Exercise goal:
Give the records back in full, exactly as they read.

Records provided:
<<<<
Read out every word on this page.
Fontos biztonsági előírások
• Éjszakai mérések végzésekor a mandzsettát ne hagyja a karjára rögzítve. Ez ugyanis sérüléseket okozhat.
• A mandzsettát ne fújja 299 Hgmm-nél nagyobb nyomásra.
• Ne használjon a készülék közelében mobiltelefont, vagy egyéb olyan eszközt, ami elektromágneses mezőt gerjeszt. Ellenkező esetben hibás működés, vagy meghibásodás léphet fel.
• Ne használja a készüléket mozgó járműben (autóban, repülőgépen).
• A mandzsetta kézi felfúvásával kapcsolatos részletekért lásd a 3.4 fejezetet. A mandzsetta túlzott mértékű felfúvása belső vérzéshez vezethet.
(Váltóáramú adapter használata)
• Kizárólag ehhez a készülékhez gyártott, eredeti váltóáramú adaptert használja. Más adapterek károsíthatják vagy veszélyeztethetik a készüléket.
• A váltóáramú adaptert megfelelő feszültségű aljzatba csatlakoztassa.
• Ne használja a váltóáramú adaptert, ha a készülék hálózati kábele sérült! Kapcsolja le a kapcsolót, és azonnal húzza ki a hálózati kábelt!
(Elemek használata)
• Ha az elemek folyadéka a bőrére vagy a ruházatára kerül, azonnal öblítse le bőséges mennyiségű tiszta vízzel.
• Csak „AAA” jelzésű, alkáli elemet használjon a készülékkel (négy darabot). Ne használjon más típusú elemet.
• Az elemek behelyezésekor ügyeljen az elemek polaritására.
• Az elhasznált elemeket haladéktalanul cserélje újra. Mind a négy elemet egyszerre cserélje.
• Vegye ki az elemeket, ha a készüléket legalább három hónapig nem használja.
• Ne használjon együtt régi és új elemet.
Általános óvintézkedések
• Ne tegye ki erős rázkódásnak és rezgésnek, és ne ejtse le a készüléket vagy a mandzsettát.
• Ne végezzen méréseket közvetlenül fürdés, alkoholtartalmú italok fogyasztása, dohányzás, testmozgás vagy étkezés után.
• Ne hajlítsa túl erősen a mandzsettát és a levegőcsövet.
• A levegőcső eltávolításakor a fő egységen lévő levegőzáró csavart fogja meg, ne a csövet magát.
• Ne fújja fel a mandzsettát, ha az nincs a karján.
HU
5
>>>>
Problem solution:
Read out every word on this page.
Fontos biztonsági előírások
• Éjszakai mérések végzésekor a mandzsettát ne hagyja a karjára rögzítve. Ez ugyanis sérüléseket okozhat.
• A mandzsettát ne fújja 299 Hgmm-nél nagyobb nyomásra.
• Ne használjon a készülék közelében mobiltelefont, vagy egyéb olyan eszközt, ami elektromágneses mezőt gerjeszt. Ellenkező esetben hibás működés, vagy meghibásodás léphet fel.
• Ne használja a készüléket mozgó járműben (autóban, repülőgépen).
• A mandzsetta kézi felfúvásával kapcsolatos részletekért lásd a 3.4 fejezetet. A mandzsetta túlzott mértékű felfúvása belső vérzéshez vezethet.
(Váltóáramú adapter használata)
• Kizárólag ehhez a készülékhez gyártott, eredeti váltóáramú adaptert használja. Más adapterek károsíthatják vagy veszélyeztethetik a készüléket.
• A váltóáramú adaptert megfelelő feszültségű aljzatba csatlakoztassa.
• Ne használja a váltóáramú adaptert, ha a készülék hálózati kábele sérült! Kapcsolja le a kapcsolót, és azonnal húzza ki a hálózati kábelt!
(Elemek használata)
• Ha az elemek folyadéka a bőrére vagy a ruházatára kerül, azonnal öblítse le bőséges mennyiségű tiszta vízzel.
• Csak „AAA” jelzésű, alkáli elemet használjon a készülékkel (négy darabot). Ne használjon más típusú elemet.
• Az elemek behelyezésekor ügyeljen az elemek polaritására.
• Az elhasznált elemeket haladéktalanul cserélje újra. Mind a négy elemet egyszerre cserélje.
• Vegye ki az elemeket, ha a készüléket legalább három hónapig nem használja.
• Ne használjon együtt régi és új elemet.
Általános óvintézkedések
• Ne tegye ki erős rázkódásnak és rezgésnek, és ne ejtse le a készüléket vagy a mandzsettát.
• Ne végezzen méréseket közvetlenül fürdés, alkoholtartalmú italok fogyasztása, dohányzás, testmozgás vagy étkezés után.
• Ne hajlítsa túl erősen a mandzsettát és a levegőcsövet.
• A levegőcső eltávolításakor a fő egységen lévő levegőzáró csavart fogja meg, ne a csövet magát.
• Ne fújja fel a mandzsettát, ha az nincs a karján.
HU
5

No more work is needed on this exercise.